# Given task
Reproduce the lines of the material exactly, excluding every image.
________________
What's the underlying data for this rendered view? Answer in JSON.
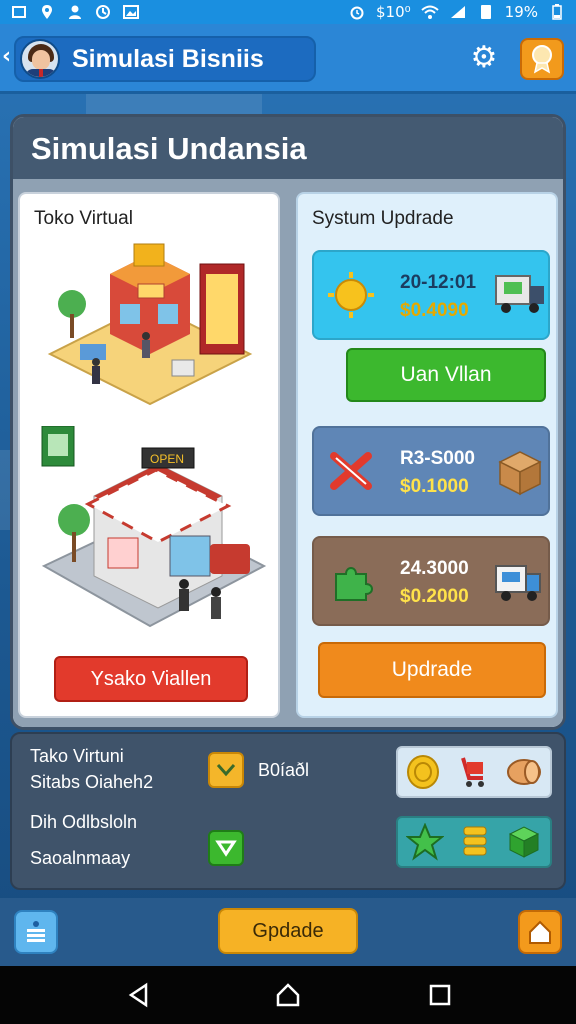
{
  "status_bar": {
    "left_icons": [
      "screen-icon",
      "location-pin-icon",
      "person-icon",
      "sync-icon",
      "image-icon"
    ],
    "right_text": "$10⁰",
    "battery": "19%"
  },
  "header": {
    "title": "Simulasi Bisniis"
  },
  "main": {
    "title": "Simulasi Undansia",
    "left_card": {
      "title": "Toko Virtual",
      "button_label": "Ysako Viallen"
    },
    "right_card": {
      "title": "Systum Updrade",
      "items": [
        {
          "line1": "20-12:01",
          "line2": "$0.4090"
        },
        {
          "line1": "R3-S000",
          "line2": "$0.1000"
        },
        {
          "line1": "24.3000",
          "line2": "$0.2000"
        }
      ],
      "green_button_label": "Uan Vllan",
      "orange_button_label": "Updrade"
    }
  },
  "bottom_panel": {
    "line1": "Tako Virtuni",
    "line2": "Sitabs Oiaheh2",
    "badge_text": "B0íaðl",
    "line3": "Dih Odlbsloln",
    "line4": "Saoalnmaay"
  },
  "bottom_bar": {
    "upgrade_label": "Gpdade"
  },
  "colors": {
    "accent_blue": "#2b86d6",
    "red_button": "#e23a2c",
    "green_button": "#3cb82e",
    "orange_button": "#f08a1c"
  }
}
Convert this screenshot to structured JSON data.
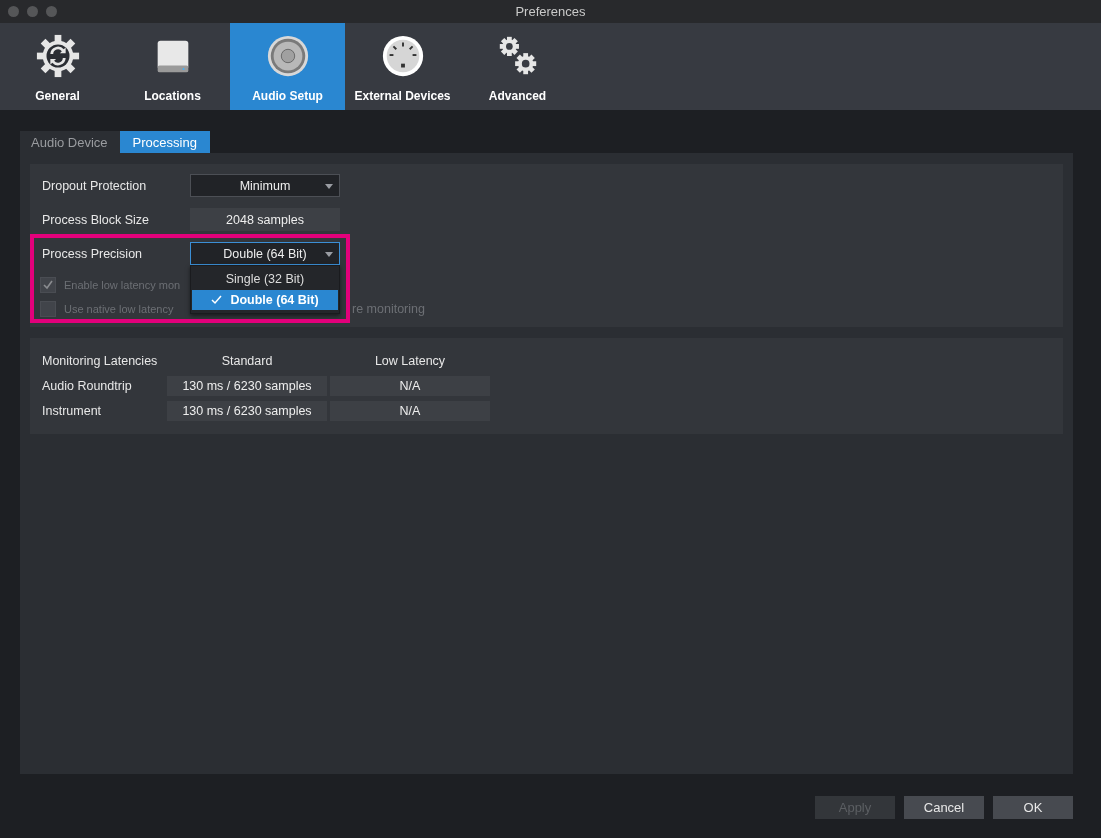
{
  "window": {
    "title": "Preferences"
  },
  "toolbar": [
    {
      "label": "General",
      "selected": false
    },
    {
      "label": "Locations",
      "selected": false
    },
    {
      "label": "Audio Setup",
      "selected": true
    },
    {
      "label": "External Devices",
      "selected": false
    },
    {
      "label": "Advanced",
      "selected": false
    }
  ],
  "tabs": [
    {
      "label": "Audio Device",
      "selected": false
    },
    {
      "label": "Processing",
      "selected": true
    }
  ],
  "settings": [
    {
      "label": "Dropout Protection",
      "kind": "dropdown",
      "value": "Minimum",
      "focused": false
    },
    {
      "label": "Process Block Size",
      "kind": "readout",
      "value": "2048 samples"
    },
    {
      "label": "Process Precision",
      "kind": "dropdown",
      "value": "Double (64 Bit)",
      "focused": true
    }
  ],
  "dropdown_menu": [
    {
      "label": "Single (32 Bit)",
      "selected": false
    },
    {
      "label": "Double (64 Bit)",
      "selected": true
    }
  ],
  "checkboxes": [
    {
      "label": "Enable low latency mon",
      "checked": true,
      "disabled": true
    },
    {
      "label": "Use native low latency",
      "label_tail": "re monitoring",
      "checked": false,
      "disabled": true
    }
  ],
  "highlight_frame": true,
  "latencies": {
    "columns": [
      "Monitoring Latencies",
      "Standard",
      "Low Latency"
    ],
    "rows": [
      {
        "name": "Audio Roundtrip",
        "standard": "130 ms / 6230 samples",
        "low_latency": "N/A"
      },
      {
        "name": "Instrument",
        "standard": "130 ms / 6230 samples",
        "low_latency": "N/A"
      }
    ]
  },
  "buttons": [
    {
      "label": "Apply",
      "disabled": true
    },
    {
      "label": "Cancel",
      "disabled": false
    },
    {
      "label": "OK",
      "disabled": false
    }
  ]
}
________________
# Complete answer
What's the underlying data for this rendered view? Answer in JSON.
{
  "status_bar": {
    "left_icons": [
      "screen-icon",
      "location-pin-icon",
      "person-icon",
      "sync-icon",
      "image-icon"
    ],
    "right_text": "$10⁰",
    "battery": "19%"
  },
  "header": {
    "title": "Simulasi Bisniis"
  },
  "main": {
    "title": "Simulasi Undansia",
    "left_card": {
      "title": "Toko Virtual",
      "button_label": "Ysako Viallen"
    },
    "right_card": {
      "title": "Systum Updrade",
      "items": [
        {
          "line1": "20-12:01",
          "line2": "$0.4090"
        },
        {
          "line1": "R3-S000",
          "line2": "$0.1000"
        },
        {
          "line1": "24.3000",
          "line2": "$0.2000"
        }
      ],
      "green_button_label": "Uan Vllan",
      "orange_button_label": "Updrade"
    }
  },
  "bottom_panel": {
    "line1": "Tako Virtuni",
    "line2": "Sitabs Oiaheh2",
    "badge_text": "B0íaðl",
    "line3": "Dih Odlbsloln",
    "line4": "Saoalnmaay"
  },
  "bottom_bar": {
    "upgrade_label": "Gpdade"
  },
  "colors": {
    "accent_blue": "#2b86d6",
    "red_button": "#e23a2c",
    "green_button": "#3cb82e",
    "orange_button": "#f08a1c"
  }
}
Convert this screenshot to structured JSON data.
{
  "window": {
    "title": "Preferences"
  },
  "toolbar": [
    {
      "label": "General",
      "selected": false
    },
    {
      "label": "Locations",
      "selected": false
    },
    {
      "label": "Audio Setup",
      "selected": true
    },
    {
      "label": "External Devices",
      "selected": false
    },
    {
      "label": "Advanced",
      "selected": false
    }
  ],
  "tabs": [
    {
      "label": "Audio Device",
      "selected": false
    },
    {
      "label": "Processing",
      "selected": true
    }
  ],
  "settings": [
    {
      "label": "Dropout Protection",
      "kind": "dropdown",
      "value": "Minimum",
      "focused": false
    },
    {
      "label": "Process Block Size",
      "kind": "readout",
      "value": "2048 samples"
    },
    {
      "label": "Process Precision",
      "kind": "dropdown",
      "value": "Double (64 Bit)",
      "focused": true
    }
  ],
  "dropdown_menu": [
    {
      "label": "Single (32 Bit)",
      "selected": false
    },
    {
      "label": "Double (64 Bit)",
      "selected": true
    }
  ],
  "checkboxes": [
    {
      "label": "Enable low latency mon",
      "checked": true,
      "disabled": true
    },
    {
      "label": "Use native low latency",
      "label_tail": "re monitoring",
      "checked": false,
      "disabled": true
    }
  ],
  "highlight_frame": true,
  "latencies": {
    "columns": [
      "Monitoring Latencies",
      "Standard",
      "Low Latency"
    ],
    "rows": [
      {
        "name": "Audio Roundtrip",
        "standard": "130 ms / 6230 samples",
        "low_latency": "N/A"
      },
      {
        "name": "Instrument",
        "standard": "130 ms / 6230 samples",
        "low_latency": "N/A"
      }
    ]
  },
  "buttons": [
    {
      "label": "Apply",
      "disabled": true
    },
    {
      "label": "Cancel",
      "disabled": false
    },
    {
      "label": "OK",
      "disabled": false
    }
  ]
}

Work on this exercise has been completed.